-- begin Record list --

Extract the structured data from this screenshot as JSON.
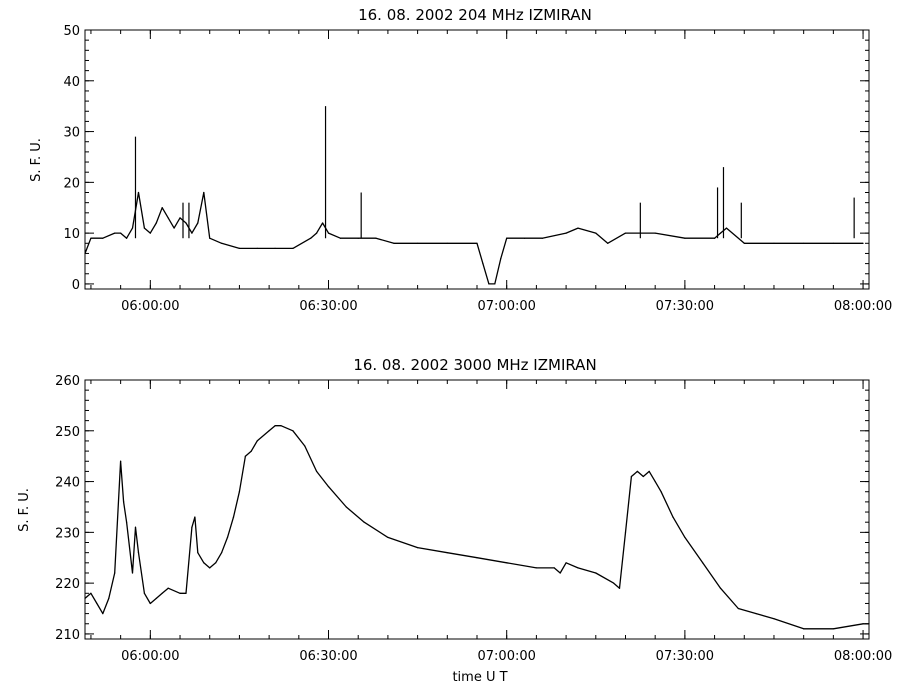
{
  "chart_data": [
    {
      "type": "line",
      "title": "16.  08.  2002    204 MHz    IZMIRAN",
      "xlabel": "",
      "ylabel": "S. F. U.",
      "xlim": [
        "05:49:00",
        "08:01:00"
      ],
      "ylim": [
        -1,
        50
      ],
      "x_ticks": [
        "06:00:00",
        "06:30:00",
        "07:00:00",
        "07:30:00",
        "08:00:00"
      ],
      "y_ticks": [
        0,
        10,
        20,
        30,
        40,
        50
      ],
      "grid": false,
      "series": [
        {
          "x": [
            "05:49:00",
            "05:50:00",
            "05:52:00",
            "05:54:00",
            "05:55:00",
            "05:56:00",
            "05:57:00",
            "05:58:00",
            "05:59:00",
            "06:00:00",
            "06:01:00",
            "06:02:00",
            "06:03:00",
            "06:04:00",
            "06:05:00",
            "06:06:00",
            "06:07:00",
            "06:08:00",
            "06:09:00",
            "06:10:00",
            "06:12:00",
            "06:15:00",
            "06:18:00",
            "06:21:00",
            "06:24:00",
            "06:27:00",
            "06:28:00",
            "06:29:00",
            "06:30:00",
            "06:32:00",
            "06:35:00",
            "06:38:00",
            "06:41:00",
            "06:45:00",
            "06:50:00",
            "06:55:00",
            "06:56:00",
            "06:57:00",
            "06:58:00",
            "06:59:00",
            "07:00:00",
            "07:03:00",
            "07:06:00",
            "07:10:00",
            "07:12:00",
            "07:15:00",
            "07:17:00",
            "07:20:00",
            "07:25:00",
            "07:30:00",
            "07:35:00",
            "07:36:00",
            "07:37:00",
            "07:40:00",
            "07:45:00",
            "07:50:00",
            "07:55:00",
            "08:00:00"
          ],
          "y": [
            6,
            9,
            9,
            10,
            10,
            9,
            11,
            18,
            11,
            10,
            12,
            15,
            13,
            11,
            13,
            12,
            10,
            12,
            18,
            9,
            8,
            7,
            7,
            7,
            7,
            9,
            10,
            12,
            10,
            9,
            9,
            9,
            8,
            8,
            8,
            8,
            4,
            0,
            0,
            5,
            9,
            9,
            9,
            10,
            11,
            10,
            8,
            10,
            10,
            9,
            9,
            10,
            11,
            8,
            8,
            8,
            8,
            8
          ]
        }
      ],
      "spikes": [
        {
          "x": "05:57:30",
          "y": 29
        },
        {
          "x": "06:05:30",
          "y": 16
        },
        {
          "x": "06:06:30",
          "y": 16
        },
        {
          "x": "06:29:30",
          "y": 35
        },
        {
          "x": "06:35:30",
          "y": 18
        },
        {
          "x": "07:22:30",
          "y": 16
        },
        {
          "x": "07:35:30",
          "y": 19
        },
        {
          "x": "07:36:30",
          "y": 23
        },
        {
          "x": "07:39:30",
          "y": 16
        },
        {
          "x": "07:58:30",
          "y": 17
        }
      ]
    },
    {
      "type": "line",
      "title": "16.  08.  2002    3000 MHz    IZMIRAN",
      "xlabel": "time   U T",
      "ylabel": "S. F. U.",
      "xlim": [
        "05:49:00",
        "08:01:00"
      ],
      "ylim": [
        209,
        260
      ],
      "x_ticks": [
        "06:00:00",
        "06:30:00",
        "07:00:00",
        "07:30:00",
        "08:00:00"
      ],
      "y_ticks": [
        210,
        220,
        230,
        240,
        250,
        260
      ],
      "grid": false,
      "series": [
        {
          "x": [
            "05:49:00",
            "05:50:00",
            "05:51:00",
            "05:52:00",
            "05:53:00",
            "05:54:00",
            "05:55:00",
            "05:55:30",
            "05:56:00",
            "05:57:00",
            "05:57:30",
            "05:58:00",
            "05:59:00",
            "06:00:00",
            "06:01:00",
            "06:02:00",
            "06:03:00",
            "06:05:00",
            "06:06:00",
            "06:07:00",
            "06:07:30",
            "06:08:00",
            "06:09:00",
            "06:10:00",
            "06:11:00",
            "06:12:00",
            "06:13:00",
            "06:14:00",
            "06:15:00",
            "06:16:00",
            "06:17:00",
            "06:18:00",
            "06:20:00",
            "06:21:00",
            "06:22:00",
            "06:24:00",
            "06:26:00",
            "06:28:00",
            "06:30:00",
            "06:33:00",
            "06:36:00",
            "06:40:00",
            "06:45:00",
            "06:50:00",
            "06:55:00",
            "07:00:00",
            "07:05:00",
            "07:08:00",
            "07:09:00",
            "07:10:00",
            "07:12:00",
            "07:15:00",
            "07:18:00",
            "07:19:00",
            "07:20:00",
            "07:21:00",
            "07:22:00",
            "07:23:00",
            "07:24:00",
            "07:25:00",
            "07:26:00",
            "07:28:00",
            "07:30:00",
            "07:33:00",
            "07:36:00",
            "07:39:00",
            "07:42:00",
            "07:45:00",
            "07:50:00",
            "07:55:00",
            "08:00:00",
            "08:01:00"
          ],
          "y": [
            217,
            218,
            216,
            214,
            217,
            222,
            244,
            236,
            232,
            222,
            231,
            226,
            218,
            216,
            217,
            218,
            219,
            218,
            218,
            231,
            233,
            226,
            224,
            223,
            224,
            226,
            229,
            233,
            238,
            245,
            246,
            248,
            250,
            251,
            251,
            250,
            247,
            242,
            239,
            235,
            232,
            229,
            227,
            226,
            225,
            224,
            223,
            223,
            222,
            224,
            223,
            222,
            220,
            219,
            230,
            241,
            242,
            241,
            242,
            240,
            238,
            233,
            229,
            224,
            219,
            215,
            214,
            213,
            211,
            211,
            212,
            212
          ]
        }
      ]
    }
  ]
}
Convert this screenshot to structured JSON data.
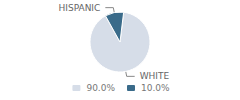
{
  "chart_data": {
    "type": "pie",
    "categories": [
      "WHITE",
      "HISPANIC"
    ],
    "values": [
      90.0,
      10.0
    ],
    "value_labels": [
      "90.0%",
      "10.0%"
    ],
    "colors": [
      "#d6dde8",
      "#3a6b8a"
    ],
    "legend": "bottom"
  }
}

-- end Record list --

Given instruction →
Copy every record above exactly, leaving out the pictures.

Solution below →
Extract the structured data from this screenshot as JSON.
{
  "chart_data": [
    {
      "type": "line",
      "title": "16.  08.  2002    204 MHz    IZMIRAN",
      "xlabel": "",
      "ylabel": "S. F. U.",
      "xlim": [
        "05:49:00",
        "08:01:00"
      ],
      "ylim": [
        -1,
        50
      ],
      "x_ticks": [
        "06:00:00",
        "06:30:00",
        "07:00:00",
        "07:30:00",
        "08:00:00"
      ],
      "y_ticks": [
        0,
        10,
        20,
        30,
        40,
        50
      ],
      "grid": false,
      "series": [
        {
          "x": [
            "05:49:00",
            "05:50:00",
            "05:52:00",
            "05:54:00",
            "05:55:00",
            "05:56:00",
            "05:57:00",
            "05:58:00",
            "05:59:00",
            "06:00:00",
            "06:01:00",
            "06:02:00",
            "06:03:00",
            "06:04:00",
            "06:05:00",
            "06:06:00",
            "06:07:00",
            "06:08:00",
            "06:09:00",
            "06:10:00",
            "06:12:00",
            "06:15:00",
            "06:18:00",
            "06:21:00",
            "06:24:00",
            "06:27:00",
            "06:28:00",
            "06:29:00",
            "06:30:00",
            "06:32:00",
            "06:35:00",
            "06:38:00",
            "06:41:00",
            "06:45:00",
            "06:50:00",
            "06:55:00",
            "06:56:00",
            "06:57:00",
            "06:58:00",
            "06:59:00",
            "07:00:00",
            "07:03:00",
            "07:06:00",
            "07:10:00",
            "07:12:00",
            "07:15:00",
            "07:17:00",
            "07:20:00",
            "07:25:00",
            "07:30:00",
            "07:35:00",
            "07:36:00",
            "07:37:00",
            "07:40:00",
            "07:45:00",
            "07:50:00",
            "07:55:00",
            "08:00:00"
          ],
          "y": [
            6,
            9,
            9,
            10,
            10,
            9,
            11,
            18,
            11,
            10,
            12,
            15,
            13,
            11,
            13,
            12,
            10,
            12,
            18,
            9,
            8,
            7,
            7,
            7,
            7,
            9,
            10,
            12,
            10,
            9,
            9,
            9,
            8,
            8,
            8,
            8,
            4,
            0,
            0,
            5,
            9,
            9,
            9,
            10,
            11,
            10,
            8,
            10,
            10,
            9,
            9,
            10,
            11,
            8,
            8,
            8,
            8,
            8
          ]
        }
      ],
      "spikes": [
        {
          "x": "05:57:30",
          "y": 29
        },
        {
          "x": "06:05:30",
          "y": 16
        },
        {
          "x": "06:06:30",
          "y": 16
        },
        {
          "x": "06:29:30",
          "y": 35
        },
        {
          "x": "06:35:30",
          "y": 18
        },
        {
          "x": "07:22:30",
          "y": 16
        },
        {
          "x": "07:35:30",
          "y": 19
        },
        {
          "x": "07:36:30",
          "y": 23
        },
        {
          "x": "07:39:30",
          "y": 16
        },
        {
          "x": "07:58:30",
          "y": 17
        }
      ]
    },
    {
      "type": "line",
      "title": "16.  08.  2002    3000 MHz    IZMIRAN",
      "xlabel": "time   U T",
      "ylabel": "S. F. U.",
      "xlim": [
        "05:49:00",
        "08:01:00"
      ],
      "ylim": [
        209,
        260
      ],
      "x_ticks": [
        "06:00:00",
        "06:30:00",
        "07:00:00",
        "07:30:00",
        "08:00:00"
      ],
      "y_ticks": [
        210,
        220,
        230,
        240,
        250,
        260
      ],
      "grid": false,
      "series": [
        {
          "x": [
            "05:49:00",
            "05:50:00",
            "05:51:00",
            "05:52:00",
            "05:53:00",
            "05:54:00",
            "05:55:00",
            "05:55:30",
            "05:56:00",
            "05:57:00",
            "05:57:30",
            "05:58:00",
            "05:59:00",
            "06:00:00",
            "06:01:00",
            "06:02:00",
            "06:03:00",
            "06:05:00",
            "06:06:00",
            "06:07:00",
            "06:07:30",
            "06:08:00",
            "06:09:00",
            "06:10:00",
            "06:11:00",
            "06:12:00",
            "06:13:00",
            "06:14:00",
            "06:15:00",
            "06:16:00",
            "06:17:00",
            "06:18:00",
            "06:20:00",
            "06:21:00",
            "06:22:00",
            "06:24:00",
            "06:26:00",
            "06:28:00",
            "06:30:00",
            "06:33:00",
            "06:36:00",
            "06:40:00",
            "06:45:00",
            "06:50:00",
            "06:55:00",
            "07:00:00",
            "07:05:00",
            "07:08:00",
            "07:09:00",
            "07:10:00",
            "07:12:00",
            "07:15:00",
            "07:18:00",
            "07:19:00",
            "07:20:00",
            "07:21:00",
            "07:22:00",
            "07:23:00",
            "07:24:00",
            "07:25:00",
            "07:26:00",
            "07:28:00",
            "07:30:00",
            "07:33:00",
            "07:36:00",
            "07:39:00",
            "07:42:00",
            "07:45:00",
            "07:50:00",
            "07:55:00",
            "08:00:00",
            "08:01:00"
          ],
          "y": [
            217,
            218,
            216,
            214,
            217,
            222,
            244,
            236,
            232,
            222,
            231,
            226,
            218,
            216,
            217,
            218,
            219,
            218,
            218,
            231,
            233,
            226,
            224,
            223,
            224,
            226,
            229,
            233,
            238,
            245,
            246,
            248,
            250,
            251,
            251,
            250,
            247,
            242,
            239,
            235,
            232,
            229,
            227,
            226,
            225,
            224,
            223,
            223,
            222,
            224,
            223,
            222,
            220,
            219,
            230,
            241,
            242,
            241,
            242,
            240,
            238,
            233,
            229,
            224,
            219,
            215,
            214,
            213,
            211,
            211,
            212,
            212
          ]
        }
      ]
    }
  ]
}
Convert this screenshot to structured JSON data.
{
  "chart_data": {
    "type": "pie",
    "categories": [
      "WHITE",
      "HISPANIC"
    ],
    "values": [
      90.0,
      10.0
    ],
    "value_labels": [
      "90.0%",
      "10.0%"
    ],
    "colors": [
      "#d6dde8",
      "#3a6b8a"
    ],
    "legend": "bottom"
  }
}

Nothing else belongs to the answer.